• What is being asked:
Within the material below, find each line bearing the word "KADHAMBARI" and present it.
============
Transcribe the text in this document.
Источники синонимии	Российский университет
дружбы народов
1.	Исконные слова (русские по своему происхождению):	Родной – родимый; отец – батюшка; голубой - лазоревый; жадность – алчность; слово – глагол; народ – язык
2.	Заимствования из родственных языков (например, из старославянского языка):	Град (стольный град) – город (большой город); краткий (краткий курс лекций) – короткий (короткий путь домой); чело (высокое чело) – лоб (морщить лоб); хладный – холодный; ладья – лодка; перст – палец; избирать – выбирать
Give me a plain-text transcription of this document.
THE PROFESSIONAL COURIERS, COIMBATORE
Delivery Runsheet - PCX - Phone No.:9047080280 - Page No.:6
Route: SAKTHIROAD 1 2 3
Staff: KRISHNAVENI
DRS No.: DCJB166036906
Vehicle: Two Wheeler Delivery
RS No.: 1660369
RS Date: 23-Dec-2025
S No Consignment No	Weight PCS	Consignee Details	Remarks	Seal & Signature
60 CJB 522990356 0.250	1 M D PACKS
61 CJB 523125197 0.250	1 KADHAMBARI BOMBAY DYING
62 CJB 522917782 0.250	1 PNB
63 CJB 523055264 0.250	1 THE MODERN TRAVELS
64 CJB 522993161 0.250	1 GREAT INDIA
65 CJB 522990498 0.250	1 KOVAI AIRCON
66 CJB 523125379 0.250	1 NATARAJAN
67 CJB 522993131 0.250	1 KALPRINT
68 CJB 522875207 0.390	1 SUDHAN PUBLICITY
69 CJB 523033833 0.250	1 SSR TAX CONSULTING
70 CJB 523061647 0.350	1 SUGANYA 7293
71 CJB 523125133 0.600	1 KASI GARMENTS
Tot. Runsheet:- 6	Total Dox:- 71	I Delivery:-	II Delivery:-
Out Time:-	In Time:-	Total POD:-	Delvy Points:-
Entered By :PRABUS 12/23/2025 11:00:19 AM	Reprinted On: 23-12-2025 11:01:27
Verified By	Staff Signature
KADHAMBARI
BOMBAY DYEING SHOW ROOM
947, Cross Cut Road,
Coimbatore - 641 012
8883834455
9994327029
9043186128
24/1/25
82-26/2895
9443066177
============
• Solved exercise:
61 CJB 523125197 0.250	1 KADHAMBARI BOMBAY DYING
KADHAMBARI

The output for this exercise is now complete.